PROBLEM STATEMENT.
Pick out the lines containing "dilatation".

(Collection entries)
━━━━━━━━━━

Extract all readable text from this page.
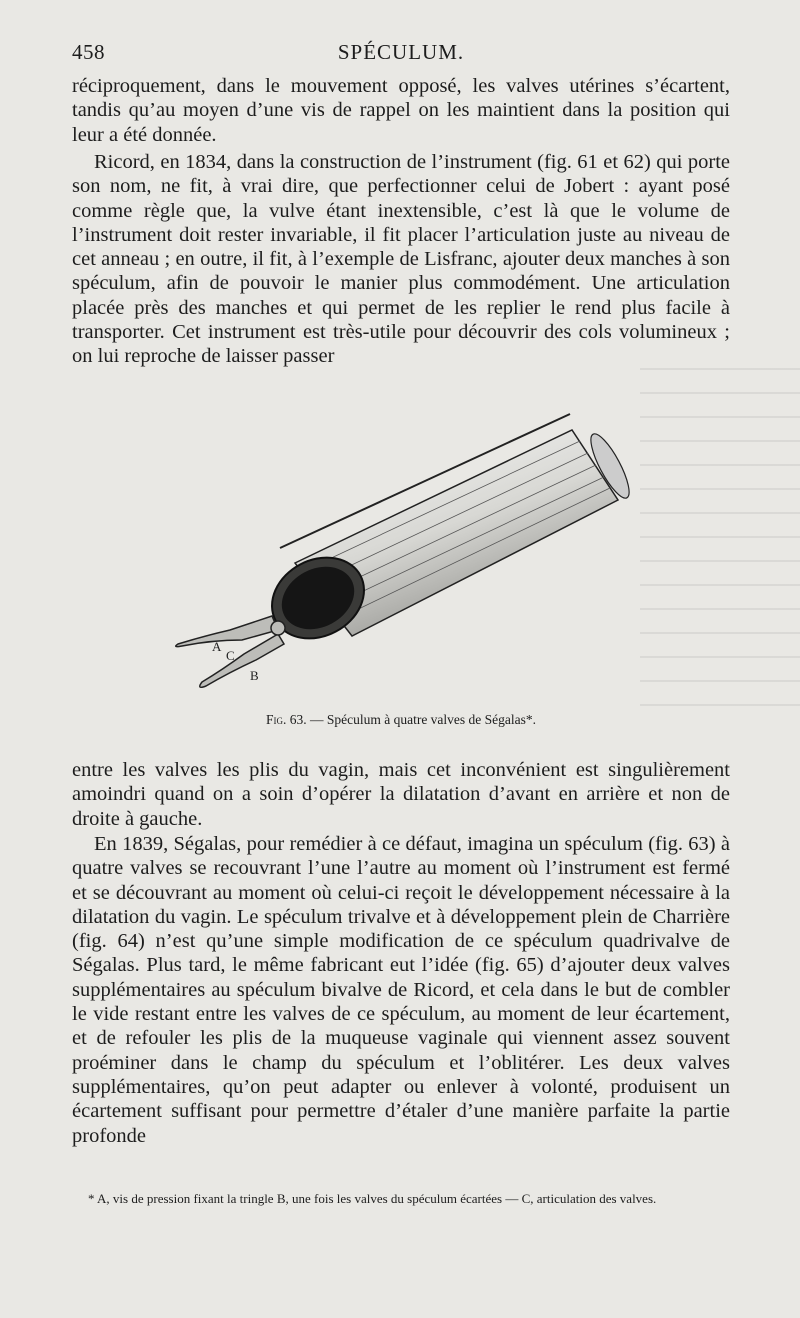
458	SPÉCULUM.

réciproquement, dans le mouvement opposé, les valves utérines s’écartent, tandis qu’au moyen d’une vis de rappel on les maintient dans la position qui leur a été donnée.

Ricord, en 1834, dans la construction de l’instrument (fig. 61 et 62) qui porte son nom, ne fit, à vrai dire, que perfectionner celui de Jobert : ayant posé comme règle que, la vulve étant inextensible, c’est là que le volume de l’instrument doit rester invariable, il fit placer l’articulation juste au niveau de cet anneau ; en outre, il fit, à l’exemple de Lisfranc, ajouter deux manches à son spéculum, afin de pouvoir le manier plus commodément. Une articulation placée près des manches et qui permet de les replier le rend plus facile à transporter. Cet instrument est très-utile pour découvrir des cols volumineux ; on lui reproche de laisser passer

A
B
C
Fig. 63. — Spéculum à quatre valves de Ségalas*.

entre les valves les plis du vagin, mais cet inconvénient est singulièrement amoindri quand on a soin d’opérer la dilatation d’avant en arrière et non de droite à gauche.

En 1839, Ségalas, pour remédier à ce défaut, imagina un spéculum (fig. 63) à quatre valves se recouvrant l’une l’autre au moment où l’instrument est fermé et se découvrant au moment où celui-ci reçoit le développement nécessaire à la dilatation du vagin. Le spéculum trivalve et à développement plein de Charrière (fig. 64) n’est qu’une simple modification de ce spéculum quadrivalve de Ségalas. Plus tard, le même fabricant eut l’idée (fig. 65) d’ajouter deux valves supplémentaires au spéculum bivalve de Ricord, et cela dans le but de combler le vide restant entre les valves de ce spéculum, au moment de leur écartement, et de refouler les plis de la muqueuse vaginale qui viennent assez souvent proéminer dans le champ du spéculum et l’oblitérer. Les deux valves supplémentaires, qu’on peut adapter ou enlever à volonté, produisent un écartement suffisant pour permettre d’étaler d’une manière parfaite la partie profonde

* A, vis de pression fixant la tringle B, une fois les valves du spéculum écartées — C, articulation des valves.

━━━━━━━━━━

SOLUTION BELOW.
entre les valves les plis du vagin, mais cet inconvénient est singulièrement amoindri quand on a soin d’opérer la dilatation d’avant en arrière et non de droite à gauche.
En 1839, Ségalas, pour remédier à ce défaut, imagina un spéculum (fig. 63) à quatre valves se recouvrant l’une l’autre au moment où l’instrument est fermé et se découvrant au moment où celui-ci reçoit le développement nécessaire à la dilatation du vagin. Le spéculum trivalve et à développement plein de Charrière (fig. 64) n’est qu’une simple modification de ce spéculum quadrivalve de Ségalas. Plus tard, le même fabricant eut l’idée (fig. 65) d’ajouter deux valves supplémentaires au spéculum bivalve de Ricord, et cela dans le but de combler le vide restant entre les valves de ce spéculum, au moment de leur écartement, et de refouler les plis de la muqueuse vaginale qui viennent assez souvent proéminer dans le champ du spéculum et l’oblitérer. Les deux valves supplémentaires, qu’on peut adapter ou enlever à volonté, produisent un écartement suffisant pour permettre d’étaler d’une manière parfaite la partie profonde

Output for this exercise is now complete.